Text for analysis Start Marker
Burns and Scalds

Multi-Agency Protocol for the Assessment of Suspected Neglectful or Inflicted Burn and Scald Injury



Contents   

1. Introduction          
2. What do we mean by burn and scald injuries?
3. The assessment process – key issues in assessing burns and scald injuries 
4. The initial assessments        
5. Common patterns of abusive burn and scald injuries   
6. Common sites of non – accidental thermal injury                                                                                              
7. Depth of burns and scalds and time taken to burn        
8. Action following initial treatment and assessment     
9. Further assessment of burn injury (paediatrician, experienced nursing staff, plastic surgeon)
10. Scene assessment        
11. The need for a home visit         
12. Discharge from hospital        
13. Documentation         
14. References    

  

     
1.  Introduction

What is this protocol? This protocol sets out the assessments and response to the presentation of burn and scald injuries which may be neglectful or inflicted.

Why do we need this protocol?
Text for analysis End Marker
Records Start Marker
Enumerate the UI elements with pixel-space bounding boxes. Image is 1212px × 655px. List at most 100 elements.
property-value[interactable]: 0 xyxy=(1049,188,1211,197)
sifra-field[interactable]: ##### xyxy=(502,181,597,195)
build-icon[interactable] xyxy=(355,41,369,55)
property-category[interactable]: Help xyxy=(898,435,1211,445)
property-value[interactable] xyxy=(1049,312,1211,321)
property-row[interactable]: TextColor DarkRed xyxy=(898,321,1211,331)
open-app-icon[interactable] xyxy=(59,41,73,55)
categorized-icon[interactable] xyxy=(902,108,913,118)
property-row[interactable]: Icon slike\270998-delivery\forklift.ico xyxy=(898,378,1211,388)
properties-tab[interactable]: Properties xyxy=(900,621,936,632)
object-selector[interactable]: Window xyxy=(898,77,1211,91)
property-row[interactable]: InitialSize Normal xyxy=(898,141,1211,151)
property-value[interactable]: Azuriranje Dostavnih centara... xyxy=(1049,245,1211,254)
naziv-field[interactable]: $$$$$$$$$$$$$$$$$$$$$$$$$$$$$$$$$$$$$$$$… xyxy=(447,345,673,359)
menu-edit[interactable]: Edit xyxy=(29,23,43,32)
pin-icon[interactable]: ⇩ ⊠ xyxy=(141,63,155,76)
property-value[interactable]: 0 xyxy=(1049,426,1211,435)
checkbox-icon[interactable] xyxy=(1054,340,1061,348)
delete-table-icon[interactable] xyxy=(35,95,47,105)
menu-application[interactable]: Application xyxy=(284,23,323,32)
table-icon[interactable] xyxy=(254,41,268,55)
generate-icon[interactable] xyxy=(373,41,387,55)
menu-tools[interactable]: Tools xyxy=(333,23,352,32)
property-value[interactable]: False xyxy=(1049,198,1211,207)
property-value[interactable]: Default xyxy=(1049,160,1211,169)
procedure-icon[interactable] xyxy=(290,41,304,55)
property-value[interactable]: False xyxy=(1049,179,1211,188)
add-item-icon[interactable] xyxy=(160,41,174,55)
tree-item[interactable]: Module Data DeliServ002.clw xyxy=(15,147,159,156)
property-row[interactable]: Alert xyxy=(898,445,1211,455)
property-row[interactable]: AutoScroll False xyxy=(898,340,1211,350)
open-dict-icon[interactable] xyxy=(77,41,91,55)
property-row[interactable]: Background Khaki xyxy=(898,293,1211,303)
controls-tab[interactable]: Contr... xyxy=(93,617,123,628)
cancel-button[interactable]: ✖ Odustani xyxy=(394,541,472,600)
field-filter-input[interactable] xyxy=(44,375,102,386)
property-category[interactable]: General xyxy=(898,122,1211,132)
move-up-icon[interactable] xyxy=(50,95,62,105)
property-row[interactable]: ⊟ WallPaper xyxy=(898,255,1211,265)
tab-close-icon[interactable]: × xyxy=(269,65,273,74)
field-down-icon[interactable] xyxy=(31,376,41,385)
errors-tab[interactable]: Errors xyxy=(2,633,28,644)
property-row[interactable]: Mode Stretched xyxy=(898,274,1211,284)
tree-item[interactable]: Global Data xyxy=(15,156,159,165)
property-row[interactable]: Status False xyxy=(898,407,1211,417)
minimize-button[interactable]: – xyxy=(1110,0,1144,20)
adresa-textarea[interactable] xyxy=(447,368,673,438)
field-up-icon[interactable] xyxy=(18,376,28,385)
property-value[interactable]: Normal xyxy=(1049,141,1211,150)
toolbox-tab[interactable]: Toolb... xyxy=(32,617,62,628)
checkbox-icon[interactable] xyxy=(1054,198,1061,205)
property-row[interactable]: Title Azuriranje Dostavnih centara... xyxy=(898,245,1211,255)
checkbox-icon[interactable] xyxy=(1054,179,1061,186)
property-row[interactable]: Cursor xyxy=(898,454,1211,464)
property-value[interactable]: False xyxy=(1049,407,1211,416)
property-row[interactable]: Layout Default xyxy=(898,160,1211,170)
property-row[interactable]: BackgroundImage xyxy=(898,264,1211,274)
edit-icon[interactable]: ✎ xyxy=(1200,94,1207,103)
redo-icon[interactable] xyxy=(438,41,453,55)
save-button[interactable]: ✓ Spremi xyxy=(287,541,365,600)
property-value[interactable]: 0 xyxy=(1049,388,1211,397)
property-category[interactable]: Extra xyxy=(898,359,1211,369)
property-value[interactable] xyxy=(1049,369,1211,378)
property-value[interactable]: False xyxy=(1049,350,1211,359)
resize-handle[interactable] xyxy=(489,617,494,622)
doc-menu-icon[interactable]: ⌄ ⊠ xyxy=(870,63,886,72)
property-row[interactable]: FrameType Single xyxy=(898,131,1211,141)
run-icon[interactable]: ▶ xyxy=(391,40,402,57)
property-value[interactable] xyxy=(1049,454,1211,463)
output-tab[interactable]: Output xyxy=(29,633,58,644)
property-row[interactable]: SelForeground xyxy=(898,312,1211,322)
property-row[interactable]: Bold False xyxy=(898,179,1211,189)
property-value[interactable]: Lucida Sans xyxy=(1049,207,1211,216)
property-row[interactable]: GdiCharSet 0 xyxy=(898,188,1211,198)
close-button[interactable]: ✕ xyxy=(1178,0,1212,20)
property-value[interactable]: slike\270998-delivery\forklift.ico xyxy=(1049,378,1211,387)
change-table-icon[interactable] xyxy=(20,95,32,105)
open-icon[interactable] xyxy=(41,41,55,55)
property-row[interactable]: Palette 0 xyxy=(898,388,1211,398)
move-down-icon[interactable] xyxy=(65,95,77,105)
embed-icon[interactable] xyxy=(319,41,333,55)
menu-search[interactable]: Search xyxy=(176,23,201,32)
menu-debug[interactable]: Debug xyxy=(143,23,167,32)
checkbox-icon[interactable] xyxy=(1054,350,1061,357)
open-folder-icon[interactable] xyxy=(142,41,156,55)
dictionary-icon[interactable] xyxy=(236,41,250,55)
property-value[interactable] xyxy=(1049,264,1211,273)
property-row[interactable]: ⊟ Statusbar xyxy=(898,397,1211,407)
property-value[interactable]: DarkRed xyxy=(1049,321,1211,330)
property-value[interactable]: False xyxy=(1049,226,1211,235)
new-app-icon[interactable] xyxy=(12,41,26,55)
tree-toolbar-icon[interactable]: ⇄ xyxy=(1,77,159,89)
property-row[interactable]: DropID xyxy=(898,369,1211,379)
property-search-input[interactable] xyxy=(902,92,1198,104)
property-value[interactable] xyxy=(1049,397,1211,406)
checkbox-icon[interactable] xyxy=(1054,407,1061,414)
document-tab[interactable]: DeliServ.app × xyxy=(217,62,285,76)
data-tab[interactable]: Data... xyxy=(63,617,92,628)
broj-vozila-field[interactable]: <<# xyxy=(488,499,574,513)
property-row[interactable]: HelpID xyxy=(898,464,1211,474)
Records End Marker
- Exercise A
Summarize the burns and scalds protocol text above the material in two sentences.
- Exercise B
Reproduce the burns and scalds protocol text between "1. Introduction" and "staff, plastic surgeon)", inclusive.

- Written response A
The text begins a multi-agency protocol for the assessment of suspected neglectful or inflicted burn and scald injury. Its contents cover the assessment process, common patterns and sites of abusive injury, depth of burns and scalds, scene assessment, home visits, discharge, documentation and references, and its introduction states that the protocol sets out the assessments and response to the presentation of burn and scald injuries which may be neglectful or inflicted.

- Written response B
1. Introduction          
2. What do we mean by burn and scald injuries?
3. The assessment process – key issues in assessing burns and scald injuries 
4. The initial assessments        
5. Common patterns of abusive burn and scald injuries   
6. Common sites of non – accidental thermal injury                                                                                              
7. Depth of burns and scalds and time taken to burn        
8. Action following initial treatment and assessment     
9. Further assessment of burn injury (paediatrician, experienced nursing staff, plastic surgeon)